Short task:
Transcribe each line of the material as it is, and drop any picture.

---------------

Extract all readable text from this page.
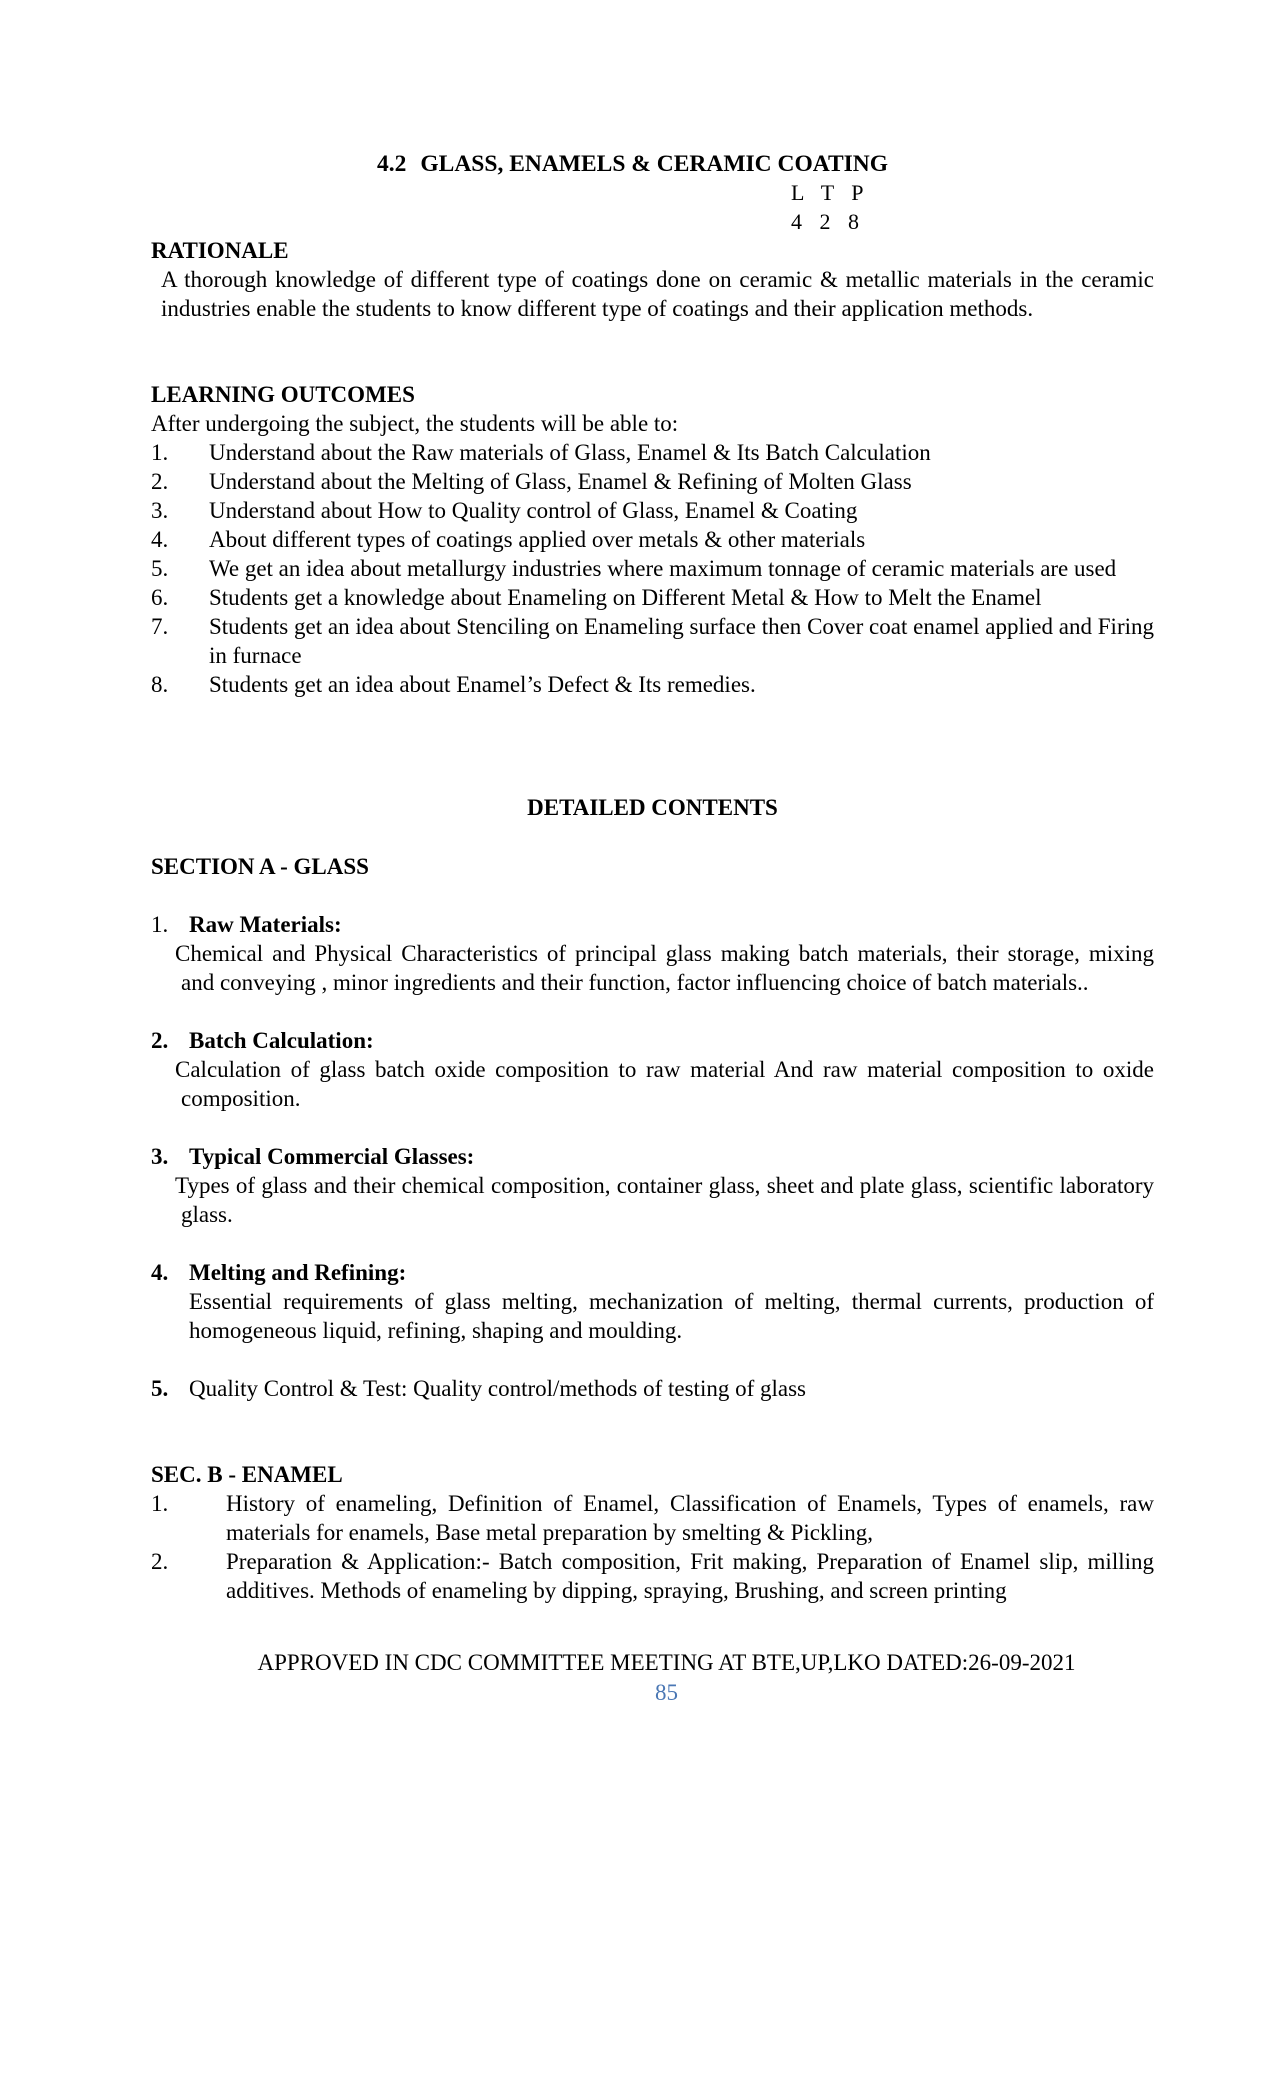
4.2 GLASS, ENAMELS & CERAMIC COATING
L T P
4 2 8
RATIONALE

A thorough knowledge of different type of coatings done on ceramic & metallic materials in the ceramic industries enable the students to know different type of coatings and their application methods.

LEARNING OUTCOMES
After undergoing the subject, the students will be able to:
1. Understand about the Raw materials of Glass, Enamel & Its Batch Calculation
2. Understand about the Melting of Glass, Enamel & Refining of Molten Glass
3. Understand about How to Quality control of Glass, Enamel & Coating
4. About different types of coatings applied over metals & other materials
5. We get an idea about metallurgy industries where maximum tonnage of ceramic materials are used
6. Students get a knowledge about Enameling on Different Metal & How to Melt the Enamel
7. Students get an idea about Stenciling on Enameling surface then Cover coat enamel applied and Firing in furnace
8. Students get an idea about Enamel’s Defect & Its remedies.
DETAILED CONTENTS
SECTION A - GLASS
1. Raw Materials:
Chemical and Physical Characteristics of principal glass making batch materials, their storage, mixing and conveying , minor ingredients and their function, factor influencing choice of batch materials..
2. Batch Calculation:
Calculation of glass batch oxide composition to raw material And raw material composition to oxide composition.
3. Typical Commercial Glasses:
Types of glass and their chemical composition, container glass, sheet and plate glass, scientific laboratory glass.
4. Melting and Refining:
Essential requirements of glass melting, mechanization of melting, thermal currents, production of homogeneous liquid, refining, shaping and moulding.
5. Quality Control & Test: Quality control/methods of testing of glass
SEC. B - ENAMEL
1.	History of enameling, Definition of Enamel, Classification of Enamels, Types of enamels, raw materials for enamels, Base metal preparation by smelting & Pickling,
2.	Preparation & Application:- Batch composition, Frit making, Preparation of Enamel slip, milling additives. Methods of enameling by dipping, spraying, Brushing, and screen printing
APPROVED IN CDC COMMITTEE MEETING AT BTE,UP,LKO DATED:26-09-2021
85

---------------

Result for this task:
Extract all readable text from this page.
4.2 GLASS, ENAMELS & CERAMIC COATING
L T P
4 2 8
RATIONALE

A thorough knowledge of different type of coatings done on ceramic & metallic materials in the ceramic industries enable the students to know different type of coatings and their application methods.

LEARNING OUTCOMES
After undergoing the subject, the students will be able to:
1. Understand about the Raw materials of Glass, Enamel & Its Batch Calculation
2. Understand about the Melting of Glass, Enamel & Refining of Molten Glass
3. Understand about How to Quality control of Glass, Enamel & Coating
4. About different types of coatings applied over metals & other materials
5. We get an idea about metallurgy industries where maximum tonnage of ceramic materials are used
6. Students get a knowledge about Enameling on Different Metal & How to Melt the Enamel
7. Students get an idea about Stenciling on Enameling surface then Cover coat enamel applied and Firing in furnace
8. Students get an idea about Enamel’s Defect & Its remedies.
DETAILED CONTENTS
SECTION A - GLASS
1. Raw Materials:
Chemical and Physical Characteristics of principal glass making batch materials, their storage, mixing and conveying , minor ingredients and their function, factor influencing choice of batch materials..
2. Batch Calculation:
Calculation of glass batch oxide composition to raw material And raw material composition to oxide composition.
3. Typical Commercial Glasses:
Types of glass and their chemical composition, container glass, sheet and plate glass, scientific laboratory glass.
4. Melting and Refining:
Essential requirements of glass melting, mechanization of melting, thermal currents, production of homogeneous liquid, refining, shaping and moulding.
5. Quality Control & Test: Quality control/methods of testing of glass
SEC. B - ENAMEL
1.	History of enameling, Definition of Enamel, Classification of Enamels, Types of enamels, raw materials for enamels, Base metal preparation by smelting & Pickling,
2.	Preparation & Application:- Batch composition, Frit making, Preparation of Enamel slip, milling additives. Methods of enameling by dipping, spraying, Brushing, and screen printing
APPROVED IN CDC COMMITTEE MEETING AT BTE,UP,LKO DATED:26-09-2021
85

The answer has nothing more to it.